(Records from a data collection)
● ● ● ●

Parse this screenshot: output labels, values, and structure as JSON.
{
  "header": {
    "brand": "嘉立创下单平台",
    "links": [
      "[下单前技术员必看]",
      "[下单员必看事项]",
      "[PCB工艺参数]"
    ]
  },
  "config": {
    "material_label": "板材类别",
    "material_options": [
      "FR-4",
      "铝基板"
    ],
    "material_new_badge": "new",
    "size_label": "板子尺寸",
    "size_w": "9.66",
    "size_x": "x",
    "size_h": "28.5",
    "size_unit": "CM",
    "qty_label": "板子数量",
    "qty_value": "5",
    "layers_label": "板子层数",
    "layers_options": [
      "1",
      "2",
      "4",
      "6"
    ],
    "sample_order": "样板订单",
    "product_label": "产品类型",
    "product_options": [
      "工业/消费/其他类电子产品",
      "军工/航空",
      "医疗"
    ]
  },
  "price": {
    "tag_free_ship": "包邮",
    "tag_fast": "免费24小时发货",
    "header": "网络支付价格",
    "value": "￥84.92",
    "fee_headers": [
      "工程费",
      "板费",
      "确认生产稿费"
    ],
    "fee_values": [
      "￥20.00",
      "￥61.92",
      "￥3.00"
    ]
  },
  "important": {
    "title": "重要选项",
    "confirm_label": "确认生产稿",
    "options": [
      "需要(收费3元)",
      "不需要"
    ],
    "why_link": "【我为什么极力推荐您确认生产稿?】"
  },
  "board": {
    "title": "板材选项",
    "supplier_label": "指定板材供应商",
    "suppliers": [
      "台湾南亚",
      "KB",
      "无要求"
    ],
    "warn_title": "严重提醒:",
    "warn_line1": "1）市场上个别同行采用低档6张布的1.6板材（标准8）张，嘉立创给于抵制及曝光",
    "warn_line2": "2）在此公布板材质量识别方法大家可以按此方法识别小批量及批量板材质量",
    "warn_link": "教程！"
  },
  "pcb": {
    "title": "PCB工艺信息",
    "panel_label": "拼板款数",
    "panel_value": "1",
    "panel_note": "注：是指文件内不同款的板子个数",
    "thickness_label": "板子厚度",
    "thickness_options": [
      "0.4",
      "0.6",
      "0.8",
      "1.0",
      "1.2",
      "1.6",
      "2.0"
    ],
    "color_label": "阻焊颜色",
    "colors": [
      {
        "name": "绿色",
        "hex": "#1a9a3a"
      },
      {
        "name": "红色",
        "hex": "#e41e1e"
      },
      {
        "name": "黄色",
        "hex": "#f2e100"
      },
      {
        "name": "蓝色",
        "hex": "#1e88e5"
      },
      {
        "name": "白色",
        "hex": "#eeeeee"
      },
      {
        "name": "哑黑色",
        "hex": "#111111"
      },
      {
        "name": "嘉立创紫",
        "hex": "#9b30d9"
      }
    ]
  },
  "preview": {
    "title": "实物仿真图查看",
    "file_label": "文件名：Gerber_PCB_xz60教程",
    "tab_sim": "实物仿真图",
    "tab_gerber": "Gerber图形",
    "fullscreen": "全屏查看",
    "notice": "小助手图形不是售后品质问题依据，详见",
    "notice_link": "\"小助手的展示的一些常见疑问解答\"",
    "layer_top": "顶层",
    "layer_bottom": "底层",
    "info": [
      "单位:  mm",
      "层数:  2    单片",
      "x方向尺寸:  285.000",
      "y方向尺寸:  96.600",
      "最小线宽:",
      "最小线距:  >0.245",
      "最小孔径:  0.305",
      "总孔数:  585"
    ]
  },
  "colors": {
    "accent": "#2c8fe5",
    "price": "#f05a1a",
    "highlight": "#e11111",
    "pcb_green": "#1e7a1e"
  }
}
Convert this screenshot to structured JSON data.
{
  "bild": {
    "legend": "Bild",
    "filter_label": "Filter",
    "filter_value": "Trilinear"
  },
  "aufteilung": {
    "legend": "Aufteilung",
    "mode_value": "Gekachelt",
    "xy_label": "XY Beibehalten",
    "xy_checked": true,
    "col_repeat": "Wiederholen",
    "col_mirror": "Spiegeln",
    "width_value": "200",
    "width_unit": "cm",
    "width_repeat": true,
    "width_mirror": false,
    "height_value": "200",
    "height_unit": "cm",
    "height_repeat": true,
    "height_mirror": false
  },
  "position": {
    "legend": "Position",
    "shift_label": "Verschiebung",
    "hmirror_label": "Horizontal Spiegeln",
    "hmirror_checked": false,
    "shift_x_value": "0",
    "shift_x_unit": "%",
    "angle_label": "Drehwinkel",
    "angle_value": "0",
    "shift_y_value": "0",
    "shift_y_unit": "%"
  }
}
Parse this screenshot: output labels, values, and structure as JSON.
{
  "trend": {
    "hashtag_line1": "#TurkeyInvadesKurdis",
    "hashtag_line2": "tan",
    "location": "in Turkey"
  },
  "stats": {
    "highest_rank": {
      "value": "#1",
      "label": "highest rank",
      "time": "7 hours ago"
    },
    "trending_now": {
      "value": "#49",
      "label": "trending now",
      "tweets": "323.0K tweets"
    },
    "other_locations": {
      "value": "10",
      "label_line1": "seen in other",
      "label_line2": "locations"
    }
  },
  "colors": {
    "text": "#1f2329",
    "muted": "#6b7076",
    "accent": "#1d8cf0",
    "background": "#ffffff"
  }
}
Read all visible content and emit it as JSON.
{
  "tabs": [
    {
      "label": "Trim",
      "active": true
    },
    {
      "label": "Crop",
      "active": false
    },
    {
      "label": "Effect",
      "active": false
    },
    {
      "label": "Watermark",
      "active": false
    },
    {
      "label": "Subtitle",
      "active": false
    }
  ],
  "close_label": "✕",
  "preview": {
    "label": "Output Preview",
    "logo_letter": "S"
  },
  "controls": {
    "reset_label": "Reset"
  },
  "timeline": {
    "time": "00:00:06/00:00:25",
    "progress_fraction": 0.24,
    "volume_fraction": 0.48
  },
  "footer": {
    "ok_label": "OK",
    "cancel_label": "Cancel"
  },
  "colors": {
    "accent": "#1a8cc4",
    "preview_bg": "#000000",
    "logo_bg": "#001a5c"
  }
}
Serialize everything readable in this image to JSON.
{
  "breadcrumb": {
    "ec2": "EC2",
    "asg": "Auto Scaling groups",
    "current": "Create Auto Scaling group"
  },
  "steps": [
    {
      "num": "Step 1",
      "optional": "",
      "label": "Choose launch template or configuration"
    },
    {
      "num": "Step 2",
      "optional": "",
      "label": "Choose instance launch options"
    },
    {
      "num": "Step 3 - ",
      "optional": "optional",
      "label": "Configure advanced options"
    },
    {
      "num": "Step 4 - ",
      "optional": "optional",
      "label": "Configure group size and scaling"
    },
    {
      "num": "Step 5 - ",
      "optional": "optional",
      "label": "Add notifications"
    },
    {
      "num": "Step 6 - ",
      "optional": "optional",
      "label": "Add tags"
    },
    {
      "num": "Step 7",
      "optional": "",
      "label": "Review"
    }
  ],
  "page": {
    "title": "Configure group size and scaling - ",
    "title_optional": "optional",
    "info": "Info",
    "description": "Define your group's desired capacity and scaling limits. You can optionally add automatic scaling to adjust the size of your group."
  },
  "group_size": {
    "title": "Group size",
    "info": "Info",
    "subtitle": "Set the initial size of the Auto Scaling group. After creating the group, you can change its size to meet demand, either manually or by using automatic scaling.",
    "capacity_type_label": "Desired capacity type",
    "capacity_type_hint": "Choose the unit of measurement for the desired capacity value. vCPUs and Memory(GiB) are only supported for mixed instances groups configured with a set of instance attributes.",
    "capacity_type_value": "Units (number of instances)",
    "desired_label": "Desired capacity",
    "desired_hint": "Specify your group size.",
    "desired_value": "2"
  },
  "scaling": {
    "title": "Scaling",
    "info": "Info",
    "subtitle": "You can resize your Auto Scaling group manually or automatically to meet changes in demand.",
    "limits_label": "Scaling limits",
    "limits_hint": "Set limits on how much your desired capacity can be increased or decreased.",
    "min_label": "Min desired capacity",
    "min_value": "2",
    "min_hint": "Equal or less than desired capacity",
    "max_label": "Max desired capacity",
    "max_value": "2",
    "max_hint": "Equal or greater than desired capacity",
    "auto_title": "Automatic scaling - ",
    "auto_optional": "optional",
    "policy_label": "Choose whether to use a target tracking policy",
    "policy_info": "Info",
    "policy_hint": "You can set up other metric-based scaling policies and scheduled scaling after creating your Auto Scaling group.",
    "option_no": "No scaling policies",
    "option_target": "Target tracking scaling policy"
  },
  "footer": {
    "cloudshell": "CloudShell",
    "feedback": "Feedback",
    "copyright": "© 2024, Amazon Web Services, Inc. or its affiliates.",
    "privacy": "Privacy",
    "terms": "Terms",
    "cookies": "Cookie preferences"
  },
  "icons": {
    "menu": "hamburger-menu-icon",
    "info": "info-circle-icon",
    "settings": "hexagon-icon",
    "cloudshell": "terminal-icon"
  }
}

● ● ● ●

**STATED TASK**: Gather up, from the records above, each line where the word "creating" appears.

**EXERCISE OUTPUT**:
    "subtitle": "Set the initial size of the Auto Scaling group. After creating the group, you can change its size to meet demand, either manually or by using automatic scaling.",
    "policy_hint": "You can set up other metric-based scaling policies and scheduled scaling after creating your Auto Scaling group.",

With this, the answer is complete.